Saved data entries

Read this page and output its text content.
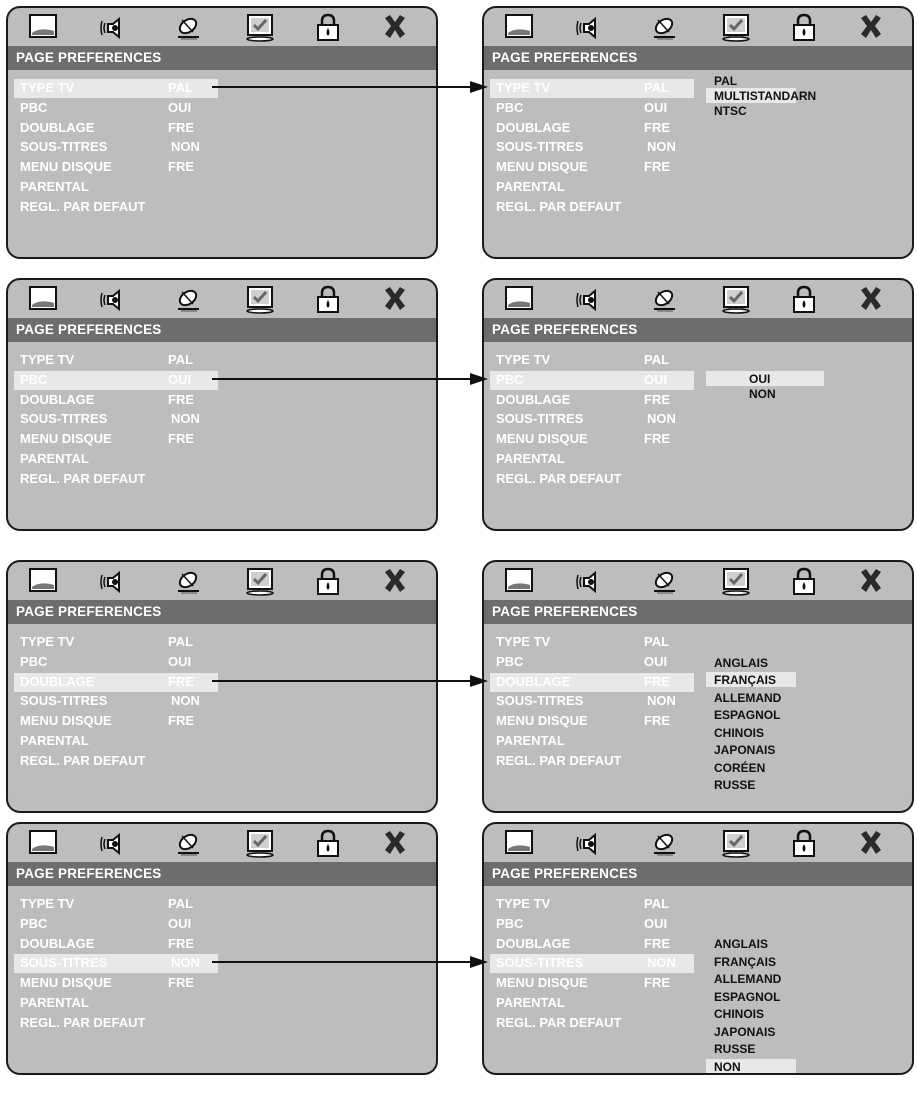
PAGE PREFERENCES
TYPE TV	PAL
PBC	OUI
DOUBLAGE	FRE
SOUS-TITRES	NON
MENU DISQUE	FRE
PARENTAL
REGL. PAR DEFAUT
PAGE PREFERENCES
TYPE TV	PAL
PBC	OUI
DOUBLAGE	FRE
SOUS-TITRES	NON
MENU DISQUE	FRE
PARENTAL
REGL. PAR DEFAUT
PAL
MULTISTANDARN
NTSC
PAGE PREFERENCES
TYPE TV	PAL
PBC	OUI
DOUBLAGE	FRE
SOUS-TITRES	NON
MENU DISQUE	FRE
PARENTAL
REGL. PAR DEFAUT
PAGE PREFERENCES
TYPE TV	PAL
PBC	OUI
DOUBLAGE	FRE
SOUS-TITRES	NON
MENU DISQUE	FRE
PARENTAL
REGL. PAR DEFAUT
OUI
NON
PAGE PREFERENCES
TYPE TV	PAL
PBC	OUI
DOUBLAGE	FRE
SOUS-TITRES	NON
MENU DISQUE	FRE
PARENTAL
REGL. PAR DEFAUT
PAGE PREFERENCES
TYPE TV	PAL
PBC	OUI
DOUBLAGE	FRE
SOUS-TITRES	NON
MENU DISQUE	FRE
PARENTAL
REGL. PAR DEFAUT
ANGLAIS
FRANÇAIS
ALLEMAND
ESPAGNOL
CHINOIS
JAPONAIS
CORÉEN
RUSSE
PAGE PREFERENCES
TYPE TV	PAL
PBC	OUI
DOUBLAGE	FRE
SOUS-TITRES	NON
MENU DISQUE	FRE
PARENTAL
REGL. PAR DEFAUT
PAGE PREFERENCES
TYPE TV	PAL
PBC	OUI
DOUBLAGE	FRE
SOUS-TITRES	NON
MENU DISQUE	FRE
PARENTAL
REGL. PAR DEFAUT
ANGLAIS
FRANÇAIS
ALLEMAND
ESPAGNOL
CHINOIS
JAPONAIS
RUSSE
NON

## What you need to do
Leaving all pictures aside, quote each record exactly.

## Answer for the task
Read this page and output its text content.
PAGE PREFERENCES
TYPE TV	PAL
PBC	OUI
DOUBLAGE	FRE
SOUS-TITRES	NON
MENU DISQUE	FRE
PARENTAL
REGL. PAR DEFAUT
PAGE PREFERENCES
TYPE TV	PAL
PBC	OUI
DOUBLAGE	FRE
SOUS-TITRES	NON
MENU DISQUE	FRE
PARENTAL
REGL. PAR DEFAUT
PAL
MULTISTANDARN
NTSC
PAGE PREFERENCES
TYPE TV	PAL
PBC	OUI
DOUBLAGE	FRE
SOUS-TITRES	NON
MENU DISQUE	FRE
PARENTAL
REGL. PAR DEFAUT
PAGE PREFERENCES
TYPE TV	PAL
PBC	OUI
DOUBLAGE	FRE
SOUS-TITRES	NON
MENU DISQUE	FRE
PARENTAL
REGL. PAR DEFAUT
OUI
NON
PAGE PREFERENCES
TYPE TV	PAL
PBC	OUI
DOUBLAGE	FRE
SOUS-TITRES	NON
MENU DISQUE	FRE
PARENTAL
REGL. PAR DEFAUT
PAGE PREFERENCES
TYPE TV	PAL
PBC	OUI
DOUBLAGE	FRE
SOUS-TITRES	NON
MENU DISQUE	FRE
PARENTAL
REGL. PAR DEFAUT
ANGLAIS
FRANÇAIS
ALLEMAND
ESPAGNOL
CHINOIS
JAPONAIS
CORÉEN
RUSSE
PAGE PREFERENCES
TYPE TV	PAL
PBC	OUI
DOUBLAGE	FRE
SOUS-TITRES	NON
MENU DISQUE	FRE
PARENTAL
REGL. PAR DEFAUT
PAGE PREFERENCES
TYPE TV	PAL
PBC	OUI
DOUBLAGE	FRE
SOUS-TITRES	NON
MENU DISQUE	FRE
PARENTAL
REGL. PAR DEFAUT
ANGLAIS
FRANÇAIS
ALLEMAND
ESPAGNOL
CHINOIS
JAPONAIS
RUSSE
NON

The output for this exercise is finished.